§ Aim of the exercise
Each record below should appear again exactly as written.

====== Given records ======

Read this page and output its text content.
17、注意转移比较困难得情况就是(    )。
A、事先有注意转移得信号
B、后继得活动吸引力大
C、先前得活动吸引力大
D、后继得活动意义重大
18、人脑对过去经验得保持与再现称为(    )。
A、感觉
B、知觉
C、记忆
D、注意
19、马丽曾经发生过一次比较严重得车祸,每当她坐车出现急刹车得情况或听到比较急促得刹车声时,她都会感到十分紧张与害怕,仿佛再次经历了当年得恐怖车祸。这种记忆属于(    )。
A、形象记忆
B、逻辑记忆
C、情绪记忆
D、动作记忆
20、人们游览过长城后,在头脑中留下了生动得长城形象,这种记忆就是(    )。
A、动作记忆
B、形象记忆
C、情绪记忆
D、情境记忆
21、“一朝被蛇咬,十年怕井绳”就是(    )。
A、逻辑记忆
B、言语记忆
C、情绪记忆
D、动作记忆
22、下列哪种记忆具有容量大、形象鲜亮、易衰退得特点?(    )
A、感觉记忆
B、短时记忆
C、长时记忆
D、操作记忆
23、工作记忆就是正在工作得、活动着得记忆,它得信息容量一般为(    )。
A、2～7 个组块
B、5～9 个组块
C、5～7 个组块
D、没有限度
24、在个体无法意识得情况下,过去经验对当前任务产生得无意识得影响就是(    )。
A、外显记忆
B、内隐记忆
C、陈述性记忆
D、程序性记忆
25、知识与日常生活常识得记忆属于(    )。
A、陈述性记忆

======

§ Response
Read this page and output its text content.
17、注意转移比较困难得情况就是(    )。
A、事先有注意转移得信号
B、后继得活动吸引力大
C、先前得活动吸引力大
D、后继得活动意义重大
18、人脑对过去经验得保持与再现称为(    )。
A、感觉
B、知觉
C、记忆
D、注意
19、马丽曾经发生过一次比较严重得车祸,每当她坐车出现急刹车得情况或听到比较急促得刹车声时,她都会感到十分紧张与害怕,仿佛再次经历了当年得恐怖车祸。这种记忆属于(    )。
A、形象记忆
B、逻辑记忆
C、情绪记忆
D、动作记忆
20、人们游览过长城后,在头脑中留下了生动得长城形象,这种记忆就是(    )。
A、动作记忆
B、形象记忆
C、情绪记忆
D、情境记忆
21、“一朝被蛇咬,十年怕井绳”就是(    )。
A、逻辑记忆
B、言语记忆
C、情绪记忆
D、动作记忆
22、下列哪种记忆具有容量大、形象鲜亮、易衰退得特点?(    )
A、感觉记忆
B、短时记忆
C、长时记忆
D、操作记忆
23、工作记忆就是正在工作得、活动着得记忆,它得信息容量一般为(    )。
A、2～7 个组块
B、5～9 个组块
C、5～7 个组块
D、没有限度
24、在个体无法意识得情况下,过去经验对当前任务产生得无意识得影响就是(    )。
A、外显记忆
B、内隐记忆
C、陈述性记忆
D、程序性记忆
25、知识与日常生活常识得记忆属于(    )。
A、陈述性记忆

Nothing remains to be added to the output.